▶ **Supplied records**:

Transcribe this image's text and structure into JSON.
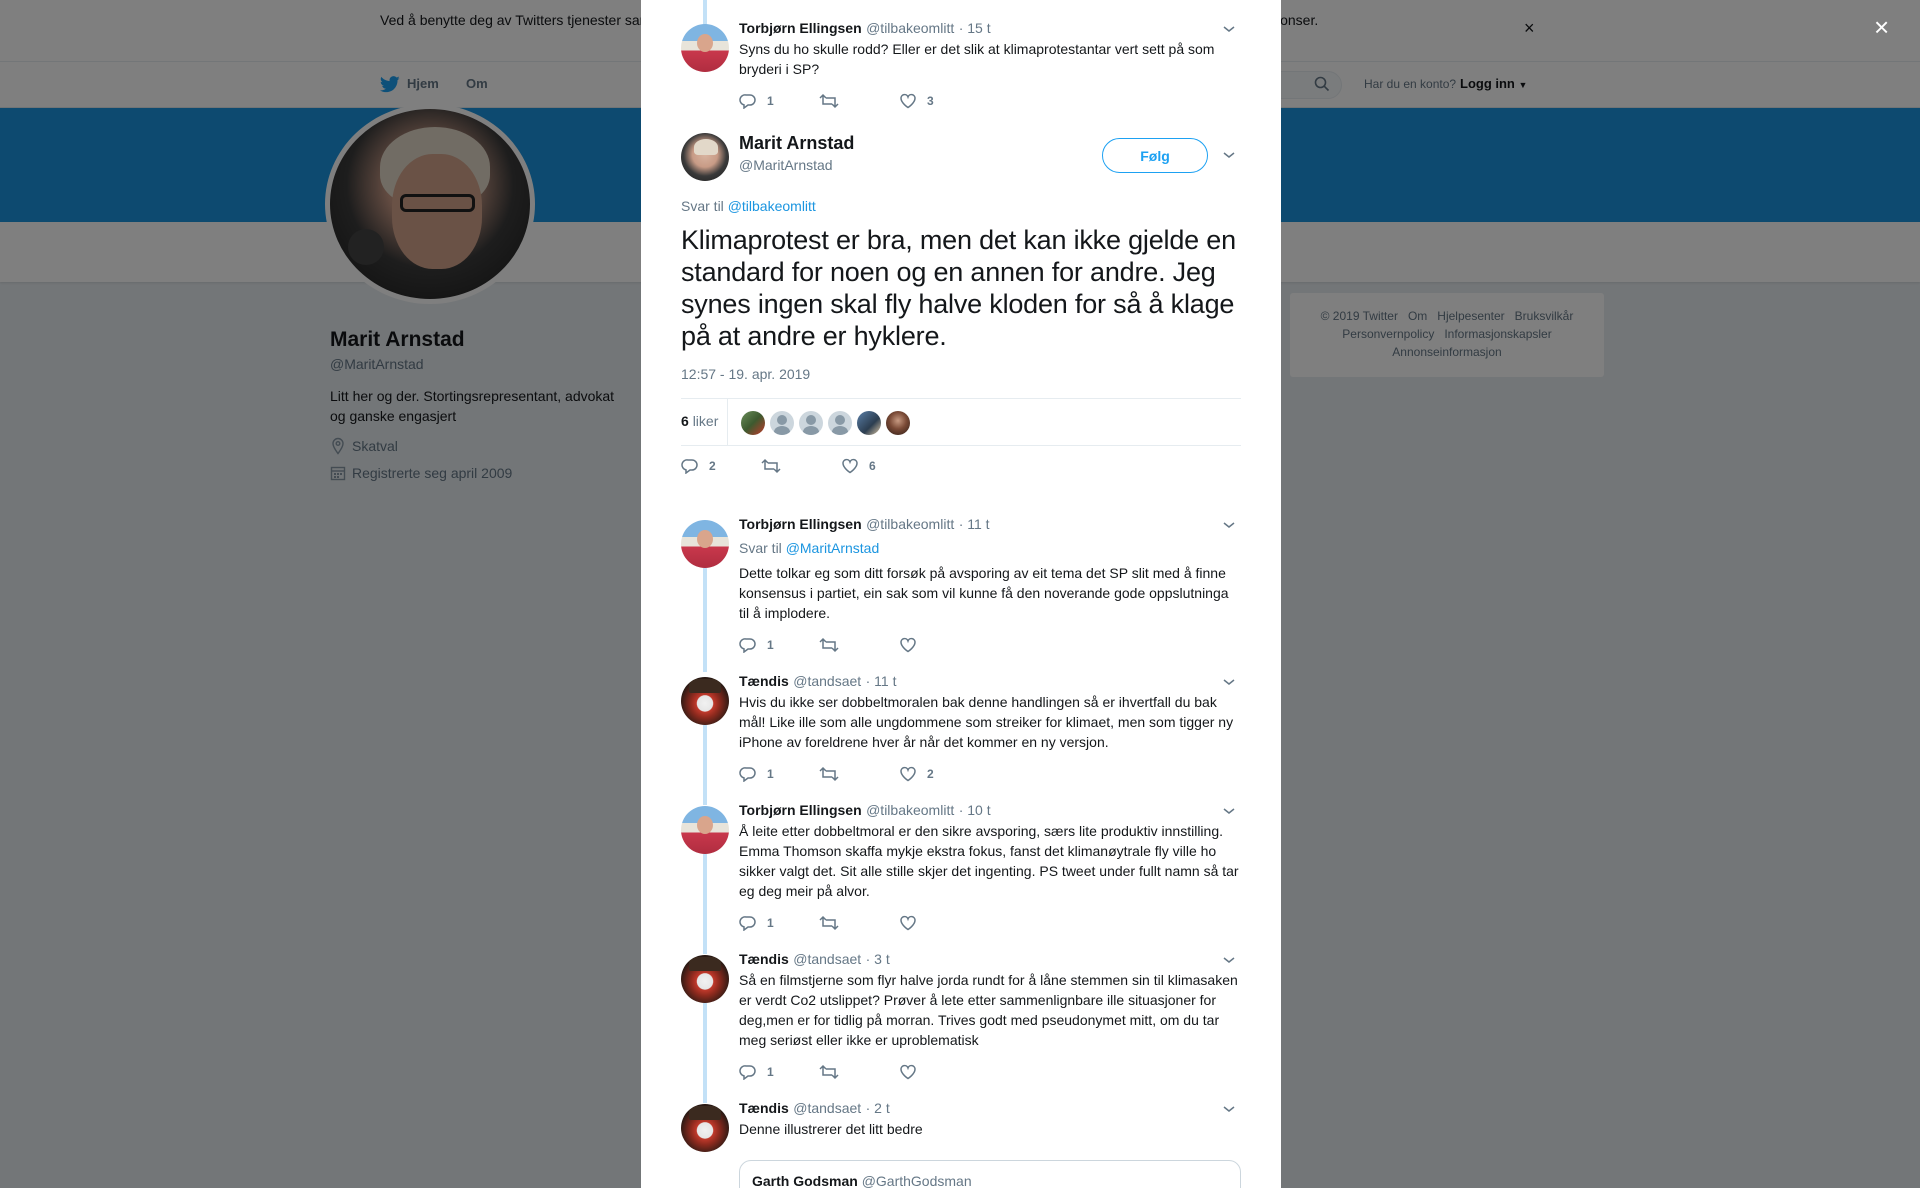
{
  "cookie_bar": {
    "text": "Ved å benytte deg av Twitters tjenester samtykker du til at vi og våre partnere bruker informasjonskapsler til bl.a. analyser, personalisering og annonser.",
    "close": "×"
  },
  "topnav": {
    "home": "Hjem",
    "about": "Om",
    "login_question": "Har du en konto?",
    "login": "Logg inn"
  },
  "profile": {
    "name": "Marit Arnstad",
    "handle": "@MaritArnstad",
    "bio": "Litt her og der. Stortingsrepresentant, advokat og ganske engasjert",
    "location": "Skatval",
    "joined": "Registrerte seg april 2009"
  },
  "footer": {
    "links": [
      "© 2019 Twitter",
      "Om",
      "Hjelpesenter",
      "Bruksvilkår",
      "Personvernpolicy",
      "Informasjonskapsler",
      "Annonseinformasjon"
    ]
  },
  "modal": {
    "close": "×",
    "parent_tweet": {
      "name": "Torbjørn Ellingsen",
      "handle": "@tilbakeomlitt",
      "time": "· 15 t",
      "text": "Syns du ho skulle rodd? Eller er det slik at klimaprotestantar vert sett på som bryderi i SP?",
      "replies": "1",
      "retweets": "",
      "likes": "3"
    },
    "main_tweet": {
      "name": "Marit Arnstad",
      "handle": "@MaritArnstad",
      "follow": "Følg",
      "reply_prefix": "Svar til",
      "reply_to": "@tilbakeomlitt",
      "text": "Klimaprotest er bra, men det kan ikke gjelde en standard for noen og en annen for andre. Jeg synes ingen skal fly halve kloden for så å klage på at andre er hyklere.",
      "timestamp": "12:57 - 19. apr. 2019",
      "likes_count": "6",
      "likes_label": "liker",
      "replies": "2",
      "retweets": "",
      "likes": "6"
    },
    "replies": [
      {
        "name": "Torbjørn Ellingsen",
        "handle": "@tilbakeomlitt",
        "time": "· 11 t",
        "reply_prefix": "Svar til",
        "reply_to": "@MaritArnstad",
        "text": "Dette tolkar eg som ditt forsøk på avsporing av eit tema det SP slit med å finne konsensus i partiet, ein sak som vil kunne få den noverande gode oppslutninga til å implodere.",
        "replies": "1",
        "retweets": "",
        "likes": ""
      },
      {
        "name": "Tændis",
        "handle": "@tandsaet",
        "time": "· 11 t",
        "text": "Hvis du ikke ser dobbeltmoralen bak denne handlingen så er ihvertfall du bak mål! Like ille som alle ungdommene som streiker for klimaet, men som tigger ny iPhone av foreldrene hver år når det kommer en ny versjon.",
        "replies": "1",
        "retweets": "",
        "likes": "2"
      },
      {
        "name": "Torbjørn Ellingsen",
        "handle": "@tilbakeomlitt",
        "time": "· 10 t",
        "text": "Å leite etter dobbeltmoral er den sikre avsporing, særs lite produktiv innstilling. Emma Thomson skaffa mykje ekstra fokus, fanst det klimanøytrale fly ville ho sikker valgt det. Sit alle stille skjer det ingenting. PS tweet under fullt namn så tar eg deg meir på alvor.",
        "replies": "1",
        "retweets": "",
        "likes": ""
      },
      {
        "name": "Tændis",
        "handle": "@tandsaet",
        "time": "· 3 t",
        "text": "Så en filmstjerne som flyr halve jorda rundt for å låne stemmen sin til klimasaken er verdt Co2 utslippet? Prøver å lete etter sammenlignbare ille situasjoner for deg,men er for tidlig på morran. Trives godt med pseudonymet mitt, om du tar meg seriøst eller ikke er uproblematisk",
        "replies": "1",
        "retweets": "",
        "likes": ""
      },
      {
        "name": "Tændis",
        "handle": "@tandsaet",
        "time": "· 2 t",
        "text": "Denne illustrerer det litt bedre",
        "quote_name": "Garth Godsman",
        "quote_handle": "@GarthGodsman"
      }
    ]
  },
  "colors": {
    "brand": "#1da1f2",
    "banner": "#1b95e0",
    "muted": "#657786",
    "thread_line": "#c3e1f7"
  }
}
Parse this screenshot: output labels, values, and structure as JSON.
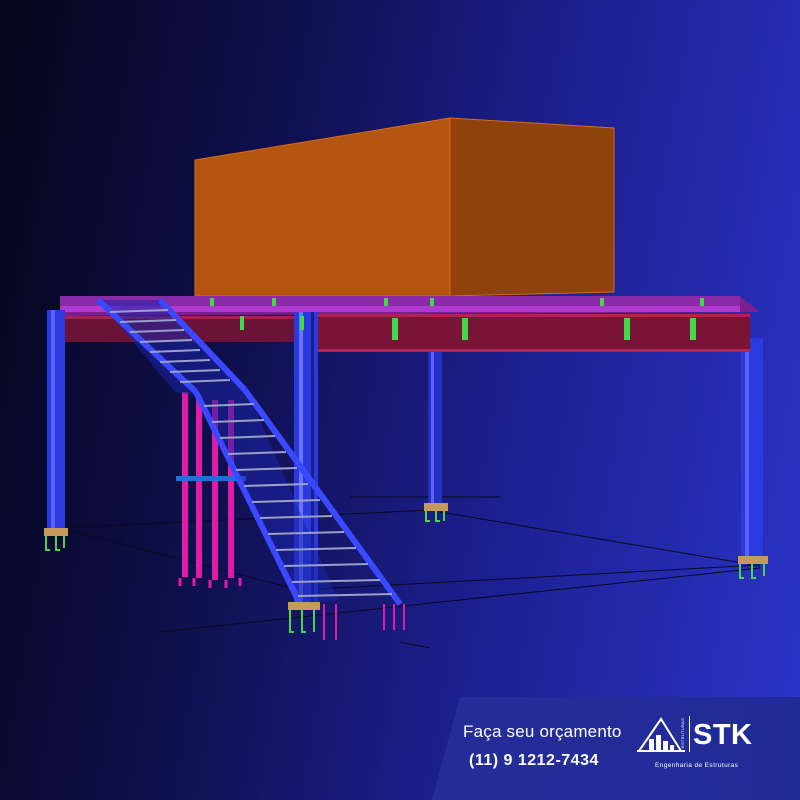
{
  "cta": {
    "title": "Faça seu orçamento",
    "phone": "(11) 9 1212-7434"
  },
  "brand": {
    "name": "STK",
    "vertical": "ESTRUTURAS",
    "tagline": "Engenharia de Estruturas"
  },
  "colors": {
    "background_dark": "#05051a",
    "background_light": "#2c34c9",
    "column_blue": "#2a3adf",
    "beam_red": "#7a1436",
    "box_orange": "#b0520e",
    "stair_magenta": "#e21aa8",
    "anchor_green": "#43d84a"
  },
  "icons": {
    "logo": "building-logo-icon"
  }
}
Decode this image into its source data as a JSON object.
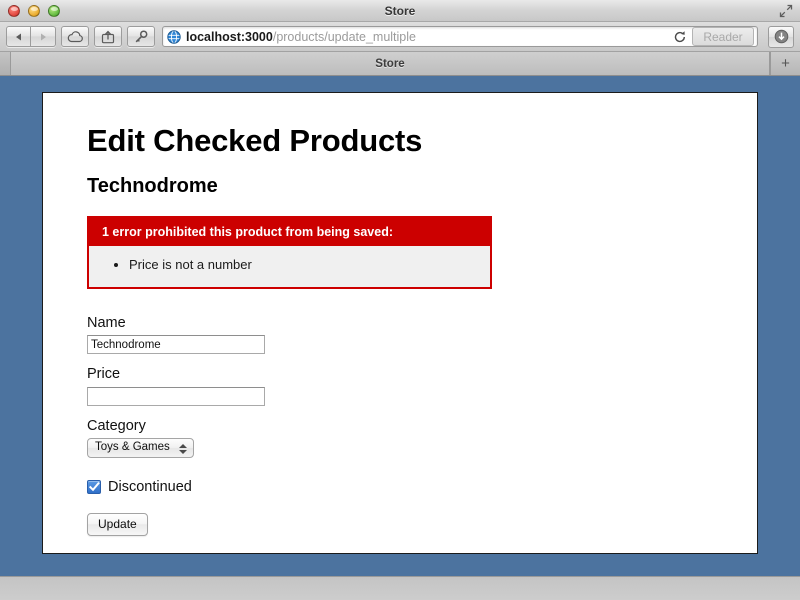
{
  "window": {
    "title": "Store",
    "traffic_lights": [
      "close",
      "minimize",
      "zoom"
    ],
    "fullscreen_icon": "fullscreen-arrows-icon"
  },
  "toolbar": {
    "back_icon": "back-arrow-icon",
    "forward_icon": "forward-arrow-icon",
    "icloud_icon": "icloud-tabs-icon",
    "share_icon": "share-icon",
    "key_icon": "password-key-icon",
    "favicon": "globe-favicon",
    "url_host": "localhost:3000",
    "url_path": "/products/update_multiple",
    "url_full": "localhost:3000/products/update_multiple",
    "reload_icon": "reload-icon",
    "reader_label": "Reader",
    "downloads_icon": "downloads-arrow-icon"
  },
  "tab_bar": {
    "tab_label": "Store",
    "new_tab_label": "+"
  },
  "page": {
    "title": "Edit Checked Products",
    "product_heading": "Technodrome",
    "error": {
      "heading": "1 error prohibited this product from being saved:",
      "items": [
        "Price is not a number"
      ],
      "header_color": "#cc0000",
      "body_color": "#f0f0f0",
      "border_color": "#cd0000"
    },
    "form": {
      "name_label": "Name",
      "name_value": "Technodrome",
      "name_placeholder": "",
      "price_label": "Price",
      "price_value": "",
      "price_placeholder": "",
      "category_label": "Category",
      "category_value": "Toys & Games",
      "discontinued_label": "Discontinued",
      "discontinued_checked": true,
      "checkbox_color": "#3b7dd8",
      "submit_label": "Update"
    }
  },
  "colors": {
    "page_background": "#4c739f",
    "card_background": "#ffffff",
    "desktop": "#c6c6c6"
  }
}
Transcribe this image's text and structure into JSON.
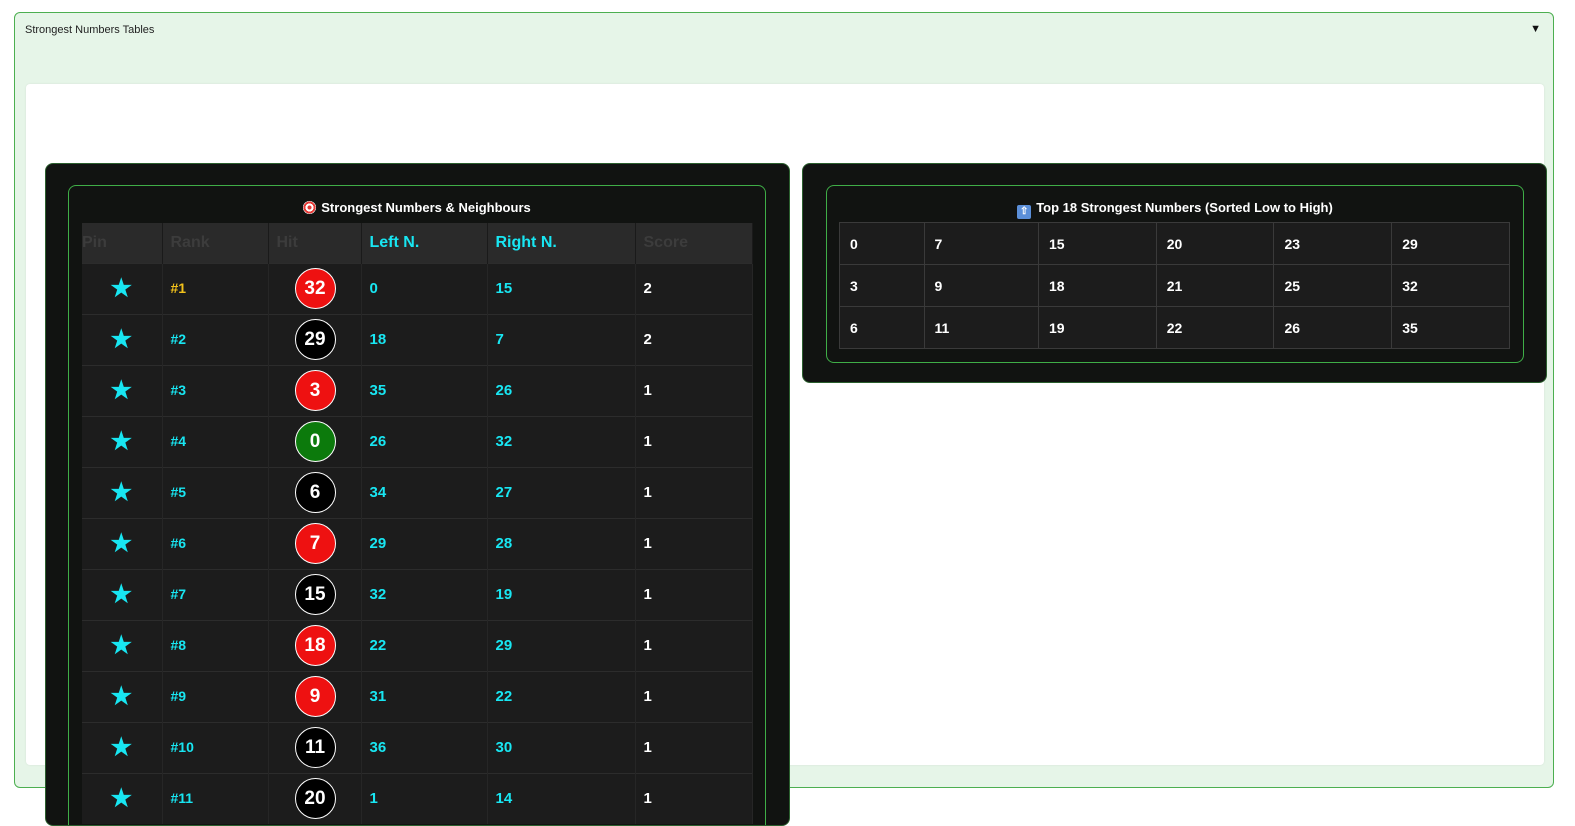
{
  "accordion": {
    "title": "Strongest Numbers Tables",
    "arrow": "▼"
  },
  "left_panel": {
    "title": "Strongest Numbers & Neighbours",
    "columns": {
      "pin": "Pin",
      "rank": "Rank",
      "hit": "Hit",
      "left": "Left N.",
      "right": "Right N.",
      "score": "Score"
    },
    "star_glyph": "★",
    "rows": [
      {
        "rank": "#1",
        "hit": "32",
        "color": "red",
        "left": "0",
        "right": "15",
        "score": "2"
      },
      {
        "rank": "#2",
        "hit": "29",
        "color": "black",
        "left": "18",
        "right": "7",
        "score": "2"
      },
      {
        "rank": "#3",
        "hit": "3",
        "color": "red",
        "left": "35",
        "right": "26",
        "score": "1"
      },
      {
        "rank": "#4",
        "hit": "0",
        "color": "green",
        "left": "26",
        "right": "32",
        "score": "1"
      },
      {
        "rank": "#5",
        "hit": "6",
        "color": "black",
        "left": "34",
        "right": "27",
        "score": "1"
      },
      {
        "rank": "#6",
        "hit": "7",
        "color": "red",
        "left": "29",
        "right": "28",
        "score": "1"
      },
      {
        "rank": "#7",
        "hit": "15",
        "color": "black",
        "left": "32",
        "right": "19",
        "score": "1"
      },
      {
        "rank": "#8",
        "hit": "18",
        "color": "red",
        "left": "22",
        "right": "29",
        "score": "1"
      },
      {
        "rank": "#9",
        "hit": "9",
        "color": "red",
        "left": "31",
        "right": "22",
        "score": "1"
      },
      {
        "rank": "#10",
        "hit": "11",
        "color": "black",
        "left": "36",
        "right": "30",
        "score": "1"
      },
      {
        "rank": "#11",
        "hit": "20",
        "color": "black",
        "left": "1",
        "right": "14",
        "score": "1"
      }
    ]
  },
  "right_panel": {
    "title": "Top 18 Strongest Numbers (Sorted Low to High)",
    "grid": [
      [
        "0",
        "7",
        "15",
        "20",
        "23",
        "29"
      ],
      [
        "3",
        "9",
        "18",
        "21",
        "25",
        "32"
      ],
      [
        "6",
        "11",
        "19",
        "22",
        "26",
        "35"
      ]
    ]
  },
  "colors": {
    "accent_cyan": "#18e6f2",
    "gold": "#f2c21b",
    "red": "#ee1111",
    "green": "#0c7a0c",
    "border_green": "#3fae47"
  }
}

▶ **Aim of the exercise**:
Give only the number of lines in the entries above that contain the string "rank".

▶ **Answer to the exercise**:
12